• [What is required] Give the data below again, word for word.

╭─ Task inputs

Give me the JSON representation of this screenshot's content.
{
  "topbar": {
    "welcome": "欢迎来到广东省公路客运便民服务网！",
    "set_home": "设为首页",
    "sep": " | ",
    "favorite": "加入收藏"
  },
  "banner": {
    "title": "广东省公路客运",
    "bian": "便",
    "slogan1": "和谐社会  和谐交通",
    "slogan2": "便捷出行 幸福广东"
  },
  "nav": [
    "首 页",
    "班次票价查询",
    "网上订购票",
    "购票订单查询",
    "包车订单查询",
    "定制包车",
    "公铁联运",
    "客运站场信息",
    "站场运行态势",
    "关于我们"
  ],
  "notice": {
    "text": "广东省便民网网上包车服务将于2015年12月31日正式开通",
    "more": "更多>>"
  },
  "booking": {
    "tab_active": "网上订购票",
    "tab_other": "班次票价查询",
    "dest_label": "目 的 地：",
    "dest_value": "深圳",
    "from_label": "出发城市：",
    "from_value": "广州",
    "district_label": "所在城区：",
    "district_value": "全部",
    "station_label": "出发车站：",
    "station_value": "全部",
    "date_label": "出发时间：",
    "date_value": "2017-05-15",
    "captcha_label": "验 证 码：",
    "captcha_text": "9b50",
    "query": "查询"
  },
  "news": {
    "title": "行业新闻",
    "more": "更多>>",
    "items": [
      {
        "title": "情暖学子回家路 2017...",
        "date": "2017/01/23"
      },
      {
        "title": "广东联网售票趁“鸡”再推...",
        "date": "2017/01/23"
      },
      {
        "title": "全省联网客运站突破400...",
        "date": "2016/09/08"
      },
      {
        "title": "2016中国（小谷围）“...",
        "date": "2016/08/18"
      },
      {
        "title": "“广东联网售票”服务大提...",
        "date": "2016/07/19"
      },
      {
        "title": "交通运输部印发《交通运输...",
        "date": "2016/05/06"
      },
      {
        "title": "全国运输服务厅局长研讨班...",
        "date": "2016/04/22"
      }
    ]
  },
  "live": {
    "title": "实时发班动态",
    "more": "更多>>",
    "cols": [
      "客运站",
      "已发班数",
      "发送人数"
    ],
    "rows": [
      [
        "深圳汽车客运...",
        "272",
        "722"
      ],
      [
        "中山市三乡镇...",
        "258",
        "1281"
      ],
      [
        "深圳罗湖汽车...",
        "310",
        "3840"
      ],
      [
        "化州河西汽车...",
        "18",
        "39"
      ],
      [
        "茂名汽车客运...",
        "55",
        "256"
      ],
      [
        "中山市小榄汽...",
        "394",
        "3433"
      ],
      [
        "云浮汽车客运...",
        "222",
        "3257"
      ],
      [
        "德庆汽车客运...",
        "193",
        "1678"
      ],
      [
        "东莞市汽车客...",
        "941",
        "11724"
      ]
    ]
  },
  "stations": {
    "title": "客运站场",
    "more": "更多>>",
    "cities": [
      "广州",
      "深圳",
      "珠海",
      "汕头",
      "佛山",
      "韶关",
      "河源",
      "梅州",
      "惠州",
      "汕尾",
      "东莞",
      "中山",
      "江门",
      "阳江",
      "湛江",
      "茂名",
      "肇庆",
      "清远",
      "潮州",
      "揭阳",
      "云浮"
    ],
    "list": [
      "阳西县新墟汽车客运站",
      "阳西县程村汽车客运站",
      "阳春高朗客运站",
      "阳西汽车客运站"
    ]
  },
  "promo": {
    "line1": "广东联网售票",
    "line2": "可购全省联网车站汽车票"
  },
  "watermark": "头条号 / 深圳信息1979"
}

╰─

• [Reply to the exercise]
Give me the JSON representation of this screenshot's content.
{
  "topbar": {
    "welcome": "欢迎来到广东省公路客运便民服务网！",
    "set_home": "设为首页",
    "sep": " | ",
    "favorite": "加入收藏"
  },
  "banner": {
    "title": "广东省公路客运",
    "bian": "便",
    "slogan1": "和谐社会  和谐交通",
    "slogan2": "便捷出行 幸福广东"
  },
  "nav": [
    "首 页",
    "班次票价查询",
    "网上订购票",
    "购票订单查询",
    "包车订单查询",
    "定制包车",
    "公铁联运",
    "客运站场信息",
    "站场运行态势",
    "关于我们"
  ],
  "notice": {
    "text": "广东省便民网网上包车服务将于2015年12月31日正式开通",
    "more": "更多>>"
  },
  "booking": {
    "tab_active": "网上订购票",
    "tab_other": "班次票价查询",
    "dest_label": "目 的 地：",
    "dest_value": "深圳",
    "from_label": "出发城市：",
    "from_value": "广州",
    "district_label": "所在城区：",
    "district_value": "全部",
    "station_label": "出发车站：",
    "station_value": "全部",
    "date_label": "出发时间：",
    "date_value": "2017-05-15",
    "captcha_label": "验 证 码：",
    "captcha_text": "9b50",
    "query": "查询"
  },
  "news": {
    "title": "行业新闻",
    "more": "更多>>",
    "items": [
      {
        "title": "情暖学子回家路 2017...",
        "date": "2017/01/23"
      },
      {
        "title": "广东联网售票趁“鸡”再推...",
        "date": "2017/01/23"
      },
      {
        "title": "全省联网客运站突破400...",
        "date": "2016/09/08"
      },
      {
        "title": "2016中国（小谷围）“...",
        "date": "2016/08/18"
      },
      {
        "title": "“广东联网售票”服务大提...",
        "date": "2016/07/19"
      },
      {
        "title": "交通运输部印发《交通运输...",
        "date": "2016/05/06"
      },
      {
        "title": "全国运输服务厅局长研讨班...",
        "date": "2016/04/22"
      }
    ]
  },
  "live": {
    "title": "实时发班动态",
    "more": "更多>>",
    "cols": [
      "客运站",
      "已发班数",
      "发送人数"
    ],
    "rows": [
      [
        "深圳汽车客运...",
        "272",
        "722"
      ],
      [
        "中山市三乡镇...",
        "258",
        "1281"
      ],
      [
        "深圳罗湖汽车...",
        "310",
        "3840"
      ],
      [
        "化州河西汽车...",
        "18",
        "39"
      ],
      [
        "茂名汽车客运...",
        "55",
        "256"
      ],
      [
        "中山市小榄汽...",
        "394",
        "3433"
      ],
      [
        "云浮汽车客运...",
        "222",
        "3257"
      ],
      [
        "德庆汽车客运...",
        "193",
        "1678"
      ],
      [
        "东莞市汽车客...",
        "941",
        "11724"
      ]
    ]
  },
  "stations": {
    "title": "客运站场",
    "more": "更多>>",
    "cities": [
      "广州",
      "深圳",
      "珠海",
      "汕头",
      "佛山",
      "韶关",
      "河源",
      "梅州",
      "惠州",
      "汕尾",
      "东莞",
      "中山",
      "江门",
      "阳江",
      "湛江",
      "茂名",
      "肇庆",
      "清远",
      "潮州",
      "揭阳",
      "云浮"
    ],
    "list": [
      "阳西县新墟汽车客运站",
      "阳西县程村汽车客运站",
      "阳春高朗客运站",
      "阳西汽车客运站"
    ]
  },
  "promo": {
    "line1": "广东联网售票",
    "line2": "可购全省联网车站汽车票"
  },
  "watermark": "头条号 / 深圳信息1979"
}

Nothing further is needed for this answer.